◆ TASK GOAL
Render the following material again verbatim, leaving nothing out.

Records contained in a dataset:
+===+

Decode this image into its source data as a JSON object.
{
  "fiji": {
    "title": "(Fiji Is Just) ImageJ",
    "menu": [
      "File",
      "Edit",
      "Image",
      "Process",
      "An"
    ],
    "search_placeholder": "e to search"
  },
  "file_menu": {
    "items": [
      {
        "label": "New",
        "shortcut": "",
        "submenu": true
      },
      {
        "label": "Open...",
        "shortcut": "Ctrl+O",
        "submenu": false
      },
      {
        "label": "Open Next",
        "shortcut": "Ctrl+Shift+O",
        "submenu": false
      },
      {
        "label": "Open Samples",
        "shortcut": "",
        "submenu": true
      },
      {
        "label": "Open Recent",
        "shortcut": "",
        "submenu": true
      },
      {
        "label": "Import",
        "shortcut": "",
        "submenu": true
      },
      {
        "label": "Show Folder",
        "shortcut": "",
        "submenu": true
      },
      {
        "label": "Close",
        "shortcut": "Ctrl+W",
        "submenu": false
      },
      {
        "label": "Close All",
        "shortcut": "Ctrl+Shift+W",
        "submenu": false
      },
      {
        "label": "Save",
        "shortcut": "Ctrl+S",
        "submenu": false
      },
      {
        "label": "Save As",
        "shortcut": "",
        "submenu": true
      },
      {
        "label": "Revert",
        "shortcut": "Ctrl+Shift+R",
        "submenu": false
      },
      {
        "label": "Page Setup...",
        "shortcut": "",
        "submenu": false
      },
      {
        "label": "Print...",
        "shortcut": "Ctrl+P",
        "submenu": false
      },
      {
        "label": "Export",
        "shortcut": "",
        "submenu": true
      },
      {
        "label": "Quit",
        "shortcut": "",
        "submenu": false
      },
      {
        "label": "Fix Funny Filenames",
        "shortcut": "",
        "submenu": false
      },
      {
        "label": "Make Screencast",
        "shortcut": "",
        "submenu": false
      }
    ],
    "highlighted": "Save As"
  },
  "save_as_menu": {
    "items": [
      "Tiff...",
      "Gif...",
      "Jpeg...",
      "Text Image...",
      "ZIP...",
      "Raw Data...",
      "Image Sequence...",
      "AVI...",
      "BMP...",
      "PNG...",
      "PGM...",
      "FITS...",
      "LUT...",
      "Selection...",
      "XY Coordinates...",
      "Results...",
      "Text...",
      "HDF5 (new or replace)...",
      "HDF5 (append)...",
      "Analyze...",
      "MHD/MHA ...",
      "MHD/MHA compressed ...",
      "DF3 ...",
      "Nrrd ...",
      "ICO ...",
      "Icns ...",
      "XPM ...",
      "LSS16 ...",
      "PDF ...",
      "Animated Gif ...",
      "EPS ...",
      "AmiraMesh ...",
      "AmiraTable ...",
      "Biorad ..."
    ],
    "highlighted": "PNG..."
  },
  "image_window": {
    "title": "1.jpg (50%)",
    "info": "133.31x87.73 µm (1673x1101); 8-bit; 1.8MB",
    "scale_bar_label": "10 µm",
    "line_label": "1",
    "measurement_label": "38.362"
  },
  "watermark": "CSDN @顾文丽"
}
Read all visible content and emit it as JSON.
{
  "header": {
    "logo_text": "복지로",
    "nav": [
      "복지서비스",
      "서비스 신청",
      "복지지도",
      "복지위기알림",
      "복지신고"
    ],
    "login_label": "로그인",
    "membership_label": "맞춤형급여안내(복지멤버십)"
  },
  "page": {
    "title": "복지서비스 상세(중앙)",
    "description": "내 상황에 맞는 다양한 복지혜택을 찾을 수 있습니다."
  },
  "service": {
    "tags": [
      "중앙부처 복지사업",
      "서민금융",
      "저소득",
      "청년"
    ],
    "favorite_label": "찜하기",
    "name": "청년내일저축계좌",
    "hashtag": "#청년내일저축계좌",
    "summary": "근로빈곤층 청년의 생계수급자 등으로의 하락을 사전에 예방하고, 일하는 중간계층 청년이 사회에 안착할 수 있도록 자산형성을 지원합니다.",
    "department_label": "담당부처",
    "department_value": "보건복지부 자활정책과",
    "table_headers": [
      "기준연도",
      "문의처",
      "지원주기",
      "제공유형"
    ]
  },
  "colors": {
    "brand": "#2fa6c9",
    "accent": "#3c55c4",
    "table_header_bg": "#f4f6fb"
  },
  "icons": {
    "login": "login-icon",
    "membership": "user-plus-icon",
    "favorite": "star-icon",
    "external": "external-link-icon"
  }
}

+===+

◆ EXERCISE RESULT
Decode this image into its source data as a JSON object.
{
  "fiji": {
    "title": "(Fiji Is Just) ImageJ",
    "menu": [
      "File",
      "Edit",
      "Image",
      "Process",
      "An"
    ],
    "search_placeholder": "e to search"
  },
  "file_menu": {
    "items": [
      {
        "label": "New",
        "shortcut": "",
        "submenu": true
      },
      {
        "label": "Open...",
        "shortcut": "Ctrl+O",
        "submenu": false
      },
      {
        "label": "Open Next",
        "shortcut": "Ctrl+Shift+O",
        "submenu": false
      },
      {
        "label": "Open Samples",
        "shortcut": "",
        "submenu": true
      },
      {
        "label": "Open Recent",
        "shortcut": "",
        "submenu": true
      },
      {
        "label": "Import",
        "shortcut": "",
        "submenu": true
      },
      {
        "label": "Show Folder",
        "shortcut": "",
        "submenu": true
      },
      {
        "label": "Close",
        "shortcut": "Ctrl+W",
        "submenu": false
      },
      {
        "label": "Close All",
        "shortcut": "Ctrl+Shift+W",
        "submenu": false
      },
      {
        "label": "Save",
        "shortcut": "Ctrl+S",
        "submenu": false
      },
      {
        "label": "Save As",
        "shortcut": "",
        "submenu": true
      },
      {
        "label": "Revert",
        "shortcut": "Ctrl+Shift+R",
        "submenu": false
      },
      {
        "label": "Page Setup...",
        "shortcut": "",
        "submenu": false
      },
      {
        "label": "Print...",
        "shortcut": "Ctrl+P",
        "submenu": false
      },
      {
        "label": "Export",
        "shortcut": "",
        "submenu": true
      },
      {
        "label": "Quit",
        "shortcut": "",
        "submenu": false
      },
      {
        "label": "Fix Funny Filenames",
        "shortcut": "",
        "submenu": false
      },
      {
        "label": "Make Screencast",
        "shortcut": "",
        "submenu": false
      }
    ],
    "highlighted": "Save As"
  },
  "save_as_menu": {
    "items": [
      "Tiff...",
      "Gif...",
      "Jpeg...",
      "Text Image...",
      "ZIP...",
      "Raw Data...",
      "Image Sequence...",
      "AVI...",
      "BMP...",
      "PNG...",
      "PGM...",
      "FITS...",
      "LUT...",
      "Selection...",
      "XY Coordinates...",
      "Results...",
      "Text...",
      "HDF5 (new or replace)...",
      "HDF5 (append)...",
      "Analyze...",
      "MHD/MHA ...",
      "MHD/MHA compressed ...",
      "DF3 ...",
      "Nrrd ...",
      "ICO ...",
      "Icns ...",
      "XPM ...",
      "LSS16 ...",
      "PDF ...",
      "Animated Gif ...",
      "EPS ...",
      "AmiraMesh ...",
      "AmiraTable ...",
      "Biorad ..."
    ],
    "highlighted": "PNG..."
  },
  "image_window": {
    "title": "1.jpg (50%)",
    "info": "133.31x87.73 µm (1673x1101); 8-bit; 1.8MB",
    "scale_bar_label": "10 µm",
    "line_label": "1",
    "measurement_label": "38.362"
  },
  "watermark": "CSDN @顾文丽"
}
Read all visible content and emit it as JSON.
{
  "header": {
    "logo_text": "복지로",
    "nav": [
      "복지서비스",
      "서비스 신청",
      "복지지도",
      "복지위기알림",
      "복지신고"
    ],
    "login_label": "로그인",
    "membership_label": "맞춤형급여안내(복지멤버십)"
  },
  "page": {
    "title": "복지서비스 상세(중앙)",
    "description": "내 상황에 맞는 다양한 복지혜택을 찾을 수 있습니다."
  },
  "service": {
    "tags": [
      "중앙부처 복지사업",
      "서민금융",
      "저소득",
      "청년"
    ],
    "favorite_label": "찜하기",
    "name": "청년내일저축계좌",
    "hashtag": "#청년내일저축계좌",
    "summary": "근로빈곤층 청년의 생계수급자 등으로의 하락을 사전에 예방하고, 일하는 중간계층 청년이 사회에 안착할 수 있도록 자산형성을 지원합니다.",
    "department_label": "담당부처",
    "department_value": "보건복지부 자활정책과",
    "table_headers": [
      "기준연도",
      "문의처",
      "지원주기",
      "제공유형"
    ]
  },
  "colors": {
    "brand": "#2fa6c9",
    "accent": "#3c55c4",
    "table_header_bg": "#f4f6fb"
  },
  "icons": {
    "login": "login-icon",
    "membership": "user-plus-icon",
    "favorite": "star-icon",
    "external": "external-link-icon"
  }
}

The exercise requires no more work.